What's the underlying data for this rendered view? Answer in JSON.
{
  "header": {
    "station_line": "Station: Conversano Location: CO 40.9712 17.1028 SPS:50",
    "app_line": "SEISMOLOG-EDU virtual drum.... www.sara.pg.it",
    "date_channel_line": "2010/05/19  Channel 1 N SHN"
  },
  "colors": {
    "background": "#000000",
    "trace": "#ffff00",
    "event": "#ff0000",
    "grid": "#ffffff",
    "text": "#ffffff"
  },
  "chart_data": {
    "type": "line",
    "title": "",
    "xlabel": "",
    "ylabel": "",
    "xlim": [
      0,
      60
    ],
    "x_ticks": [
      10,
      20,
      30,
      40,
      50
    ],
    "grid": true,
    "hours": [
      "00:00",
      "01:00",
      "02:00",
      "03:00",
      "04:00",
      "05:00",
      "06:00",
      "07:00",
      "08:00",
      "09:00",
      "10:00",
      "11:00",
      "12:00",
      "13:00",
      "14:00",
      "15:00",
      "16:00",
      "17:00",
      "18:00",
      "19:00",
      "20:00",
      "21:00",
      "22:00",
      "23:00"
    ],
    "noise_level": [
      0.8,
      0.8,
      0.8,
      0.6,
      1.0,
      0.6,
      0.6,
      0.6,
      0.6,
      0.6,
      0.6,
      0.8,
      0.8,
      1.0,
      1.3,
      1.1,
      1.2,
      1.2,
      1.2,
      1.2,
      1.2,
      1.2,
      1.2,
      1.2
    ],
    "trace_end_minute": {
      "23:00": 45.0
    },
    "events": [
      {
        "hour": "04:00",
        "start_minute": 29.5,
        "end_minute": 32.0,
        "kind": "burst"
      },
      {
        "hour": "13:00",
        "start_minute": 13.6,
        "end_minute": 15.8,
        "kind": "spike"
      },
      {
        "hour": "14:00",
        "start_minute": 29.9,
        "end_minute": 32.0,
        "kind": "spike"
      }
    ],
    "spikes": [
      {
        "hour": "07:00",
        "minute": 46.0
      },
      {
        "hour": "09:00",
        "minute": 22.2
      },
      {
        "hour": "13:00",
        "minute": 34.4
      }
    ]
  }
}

++++++++

**TASK TO COMPLETE**
Extract each line of the material exactly as it stands.

**EXPECTED ANSWER**
What's the underlying data for this rendered view? Answer in JSON.
{
  "header": {
    "station_line": "Station: Conversano Location: CO 40.9712 17.1028 SPS:50",
    "app_line": "SEISMOLOG-EDU virtual drum.... www.sara.pg.it",
    "date_channel_line": "2010/05/19  Channel 1 N SHN"
  },
  "colors": {
    "background": "#000000",
    "trace": "#ffff00",
    "event": "#ff0000",
    "grid": "#ffffff",
    "text": "#ffffff"
  },
  "chart_data": {
    "type": "line",
    "title": "",
    "xlabel": "",
    "ylabel": "",
    "xlim": [
      0,
      60
    ],
    "x_ticks": [
      10,
      20,
      30,
      40,
      50
    ],
    "grid": true,
    "hours": [
      "00:00",
      "01:00",
      "02:00",
      "03:00",
      "04:00",
      "05:00",
      "06:00",
      "07:00",
      "08:00",
      "09:00",
      "10:00",
      "11:00",
      "12:00",
      "13:00",
      "14:00",
      "15:00",
      "16:00",
      "17:00",
      "18:00",
      "19:00",
      "20:00",
      "21:00",
      "22:00",
      "23:00"
    ],
    "noise_level": [
      0.8,
      0.8,
      0.8,
      0.6,
      1.0,
      0.6,
      0.6,
      0.6,
      0.6,
      0.6,
      0.6,
      0.8,
      0.8,
      1.0,
      1.3,
      1.1,
      1.2,
      1.2,
      1.2,
      1.2,
      1.2,
      1.2,
      1.2,
      1.2
    ],
    "trace_end_minute": {
      "23:00": 45.0
    },
    "events": [
      {
        "hour": "04:00",
        "start_minute": 29.5,
        "end_minute": 32.0,
        "kind": "burst"
      },
      {
        "hour": "13:00",
        "start_minute": 13.6,
        "end_minute": 15.8,
        "kind": "spike"
      },
      {
        "hour": "14:00",
        "start_minute": 29.9,
        "end_minute": 32.0,
        "kind": "spike"
      }
    ],
    "spikes": [
      {
        "hour": "07:00",
        "minute": 46.0
      },
      {
        "hour": "09:00",
        "minute": 22.2
      },
      {
        "hour": "13:00",
        "minute": 34.4
      }
    ]
  }
}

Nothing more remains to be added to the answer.